» Task input:
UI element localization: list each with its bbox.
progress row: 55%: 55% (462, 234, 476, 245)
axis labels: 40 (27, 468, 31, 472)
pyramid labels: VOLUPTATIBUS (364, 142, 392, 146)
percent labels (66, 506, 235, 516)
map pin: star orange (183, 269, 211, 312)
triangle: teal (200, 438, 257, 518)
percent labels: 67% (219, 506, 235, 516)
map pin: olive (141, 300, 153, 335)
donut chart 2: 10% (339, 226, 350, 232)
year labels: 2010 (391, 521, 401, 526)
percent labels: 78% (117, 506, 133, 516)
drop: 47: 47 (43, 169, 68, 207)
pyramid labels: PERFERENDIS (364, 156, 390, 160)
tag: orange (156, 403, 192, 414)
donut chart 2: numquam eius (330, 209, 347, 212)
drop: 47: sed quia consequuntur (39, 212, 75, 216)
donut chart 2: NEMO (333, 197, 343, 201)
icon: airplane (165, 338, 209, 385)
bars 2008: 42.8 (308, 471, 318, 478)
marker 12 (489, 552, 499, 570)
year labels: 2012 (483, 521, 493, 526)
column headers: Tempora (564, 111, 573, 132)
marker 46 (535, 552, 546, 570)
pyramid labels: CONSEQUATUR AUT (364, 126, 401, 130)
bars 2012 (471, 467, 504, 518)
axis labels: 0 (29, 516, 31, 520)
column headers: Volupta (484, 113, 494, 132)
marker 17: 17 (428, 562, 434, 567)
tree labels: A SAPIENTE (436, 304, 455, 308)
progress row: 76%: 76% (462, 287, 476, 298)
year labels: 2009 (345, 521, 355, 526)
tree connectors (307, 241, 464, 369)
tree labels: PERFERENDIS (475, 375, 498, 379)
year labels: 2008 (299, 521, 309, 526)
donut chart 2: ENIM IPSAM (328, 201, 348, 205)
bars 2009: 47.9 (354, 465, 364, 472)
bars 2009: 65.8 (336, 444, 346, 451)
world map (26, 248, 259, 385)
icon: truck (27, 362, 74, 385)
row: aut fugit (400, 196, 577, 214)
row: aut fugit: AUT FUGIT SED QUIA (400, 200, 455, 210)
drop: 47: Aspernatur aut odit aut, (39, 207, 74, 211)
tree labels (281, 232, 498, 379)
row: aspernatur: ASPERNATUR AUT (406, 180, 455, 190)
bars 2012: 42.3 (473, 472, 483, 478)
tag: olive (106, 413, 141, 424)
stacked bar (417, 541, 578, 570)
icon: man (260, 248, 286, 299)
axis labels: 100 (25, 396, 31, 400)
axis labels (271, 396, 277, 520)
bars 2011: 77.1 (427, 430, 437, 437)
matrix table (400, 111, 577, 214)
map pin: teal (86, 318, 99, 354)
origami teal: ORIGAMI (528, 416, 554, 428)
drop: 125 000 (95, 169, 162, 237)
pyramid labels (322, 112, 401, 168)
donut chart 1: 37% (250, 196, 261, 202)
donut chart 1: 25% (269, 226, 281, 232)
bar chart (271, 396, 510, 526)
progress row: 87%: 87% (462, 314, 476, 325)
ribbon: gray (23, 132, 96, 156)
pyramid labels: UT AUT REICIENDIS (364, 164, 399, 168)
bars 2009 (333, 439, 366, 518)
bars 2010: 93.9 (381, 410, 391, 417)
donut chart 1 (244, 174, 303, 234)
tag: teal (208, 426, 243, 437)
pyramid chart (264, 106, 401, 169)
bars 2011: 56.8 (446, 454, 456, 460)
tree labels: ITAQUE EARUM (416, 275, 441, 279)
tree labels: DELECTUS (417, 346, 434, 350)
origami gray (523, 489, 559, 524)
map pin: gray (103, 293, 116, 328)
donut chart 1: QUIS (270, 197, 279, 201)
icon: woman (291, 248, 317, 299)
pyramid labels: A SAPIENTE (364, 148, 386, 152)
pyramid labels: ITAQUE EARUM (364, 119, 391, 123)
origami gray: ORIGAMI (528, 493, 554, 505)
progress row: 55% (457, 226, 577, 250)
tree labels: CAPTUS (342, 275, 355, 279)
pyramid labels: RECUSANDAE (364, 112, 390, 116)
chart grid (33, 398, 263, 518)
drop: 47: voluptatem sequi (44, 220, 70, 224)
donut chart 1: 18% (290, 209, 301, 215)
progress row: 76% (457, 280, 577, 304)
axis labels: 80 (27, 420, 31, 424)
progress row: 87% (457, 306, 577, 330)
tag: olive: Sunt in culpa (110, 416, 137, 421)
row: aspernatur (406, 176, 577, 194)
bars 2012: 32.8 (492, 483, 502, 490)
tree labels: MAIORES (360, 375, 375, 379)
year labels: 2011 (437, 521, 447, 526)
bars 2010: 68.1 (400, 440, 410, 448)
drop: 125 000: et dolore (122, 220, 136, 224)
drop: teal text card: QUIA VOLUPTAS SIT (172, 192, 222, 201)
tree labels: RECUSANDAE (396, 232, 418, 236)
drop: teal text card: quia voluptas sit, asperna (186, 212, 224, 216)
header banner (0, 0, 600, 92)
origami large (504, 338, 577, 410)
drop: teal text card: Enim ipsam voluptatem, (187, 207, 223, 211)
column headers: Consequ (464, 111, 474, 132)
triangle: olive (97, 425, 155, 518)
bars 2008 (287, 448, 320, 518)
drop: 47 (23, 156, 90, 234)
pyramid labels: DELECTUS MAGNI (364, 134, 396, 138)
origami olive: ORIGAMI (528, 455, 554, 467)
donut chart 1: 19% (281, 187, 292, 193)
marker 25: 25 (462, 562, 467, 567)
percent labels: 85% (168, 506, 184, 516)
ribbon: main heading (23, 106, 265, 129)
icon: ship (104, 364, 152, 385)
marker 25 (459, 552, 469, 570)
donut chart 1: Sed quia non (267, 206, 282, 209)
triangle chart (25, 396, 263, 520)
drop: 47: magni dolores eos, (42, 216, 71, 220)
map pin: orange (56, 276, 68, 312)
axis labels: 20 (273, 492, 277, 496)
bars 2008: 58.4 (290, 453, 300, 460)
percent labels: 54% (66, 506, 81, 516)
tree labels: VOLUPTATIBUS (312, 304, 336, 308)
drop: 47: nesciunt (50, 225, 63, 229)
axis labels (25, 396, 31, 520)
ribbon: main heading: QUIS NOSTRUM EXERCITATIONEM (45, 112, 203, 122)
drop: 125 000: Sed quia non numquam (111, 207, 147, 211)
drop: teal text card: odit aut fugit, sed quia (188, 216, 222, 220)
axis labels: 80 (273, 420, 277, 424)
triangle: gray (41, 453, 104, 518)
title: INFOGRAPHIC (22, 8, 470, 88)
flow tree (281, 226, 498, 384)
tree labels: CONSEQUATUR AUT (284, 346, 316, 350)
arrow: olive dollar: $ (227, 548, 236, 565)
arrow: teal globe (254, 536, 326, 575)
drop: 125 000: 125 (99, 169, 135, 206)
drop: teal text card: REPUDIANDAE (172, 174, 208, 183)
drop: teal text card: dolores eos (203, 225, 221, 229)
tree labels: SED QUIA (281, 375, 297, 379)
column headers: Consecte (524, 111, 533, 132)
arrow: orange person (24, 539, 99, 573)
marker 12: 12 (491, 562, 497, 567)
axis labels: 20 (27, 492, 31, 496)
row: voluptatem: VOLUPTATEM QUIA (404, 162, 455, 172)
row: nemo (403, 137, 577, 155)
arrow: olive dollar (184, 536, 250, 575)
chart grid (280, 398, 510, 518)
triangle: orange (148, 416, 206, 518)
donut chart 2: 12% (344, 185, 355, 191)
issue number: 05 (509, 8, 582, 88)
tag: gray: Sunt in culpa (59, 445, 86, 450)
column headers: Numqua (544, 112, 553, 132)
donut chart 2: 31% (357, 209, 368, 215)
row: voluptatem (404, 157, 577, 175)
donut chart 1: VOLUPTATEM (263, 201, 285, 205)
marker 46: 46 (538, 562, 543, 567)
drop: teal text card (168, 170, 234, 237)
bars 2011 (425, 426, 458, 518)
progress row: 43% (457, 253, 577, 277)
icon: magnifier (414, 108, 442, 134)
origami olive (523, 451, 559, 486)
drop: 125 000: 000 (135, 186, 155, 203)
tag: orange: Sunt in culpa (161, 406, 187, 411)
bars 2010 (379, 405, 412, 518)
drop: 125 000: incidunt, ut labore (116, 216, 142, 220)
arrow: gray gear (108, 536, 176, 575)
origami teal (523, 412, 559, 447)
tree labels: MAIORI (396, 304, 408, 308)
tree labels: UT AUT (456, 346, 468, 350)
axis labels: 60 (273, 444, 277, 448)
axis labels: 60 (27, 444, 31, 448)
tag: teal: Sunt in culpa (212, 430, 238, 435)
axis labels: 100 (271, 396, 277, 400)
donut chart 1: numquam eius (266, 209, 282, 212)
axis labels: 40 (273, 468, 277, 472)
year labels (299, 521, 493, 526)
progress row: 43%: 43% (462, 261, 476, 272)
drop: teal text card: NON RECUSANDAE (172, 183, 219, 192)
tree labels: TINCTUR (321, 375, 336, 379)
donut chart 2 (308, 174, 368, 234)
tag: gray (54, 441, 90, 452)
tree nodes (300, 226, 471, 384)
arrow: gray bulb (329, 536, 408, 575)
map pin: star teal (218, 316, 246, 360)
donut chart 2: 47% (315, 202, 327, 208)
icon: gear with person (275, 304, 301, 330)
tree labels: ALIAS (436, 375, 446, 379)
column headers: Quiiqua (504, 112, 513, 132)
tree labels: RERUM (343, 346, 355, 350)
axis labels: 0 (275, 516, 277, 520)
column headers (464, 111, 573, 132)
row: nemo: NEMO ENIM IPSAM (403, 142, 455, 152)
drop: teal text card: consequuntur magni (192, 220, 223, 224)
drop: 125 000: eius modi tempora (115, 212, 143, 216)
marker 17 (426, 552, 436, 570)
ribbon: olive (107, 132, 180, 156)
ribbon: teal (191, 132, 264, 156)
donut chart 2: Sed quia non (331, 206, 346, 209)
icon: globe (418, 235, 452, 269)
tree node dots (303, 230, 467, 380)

» Instructions for the task:
Render the material from its first line through the line containing "drop: 47: sed", both included, as a numbered list, leaving out any blank lines.

» Full solution:
1. UI element localization: list each with its bbox.
2. progress row: 55%: 55% (462, 234, 476, 245)
3. axis labels: 40 (27, 468, 31, 472)
4. pyramid labels: VOLUPTATIBUS (364, 142, 392, 146)
5. percent labels (66, 506, 235, 516)
6. map pin: star orange (183, 269, 211, 312)
7. triangle: teal (200, 438, 257, 518)
8. percent labels: 67% (219, 506, 235, 516)
9. map pin: olive (141, 300, 153, 335)
10. donut chart 2: 10% (339, 226, 350, 232)
11. year labels: 2010 (391, 521, 401, 526)
12. percent labels: 78% (117, 506, 133, 516)
13. drop: 47: 47 (43, 169, 68, 207)
14. pyramid labels: PERFERENDIS (364, 156, 390, 160)
15. tag: orange (156, 403, 192, 414)
16. donut chart 2: numquam eius (330, 209, 347, 212)
17. drop: 47: sed quia consequuntur (39, 212, 75, 216)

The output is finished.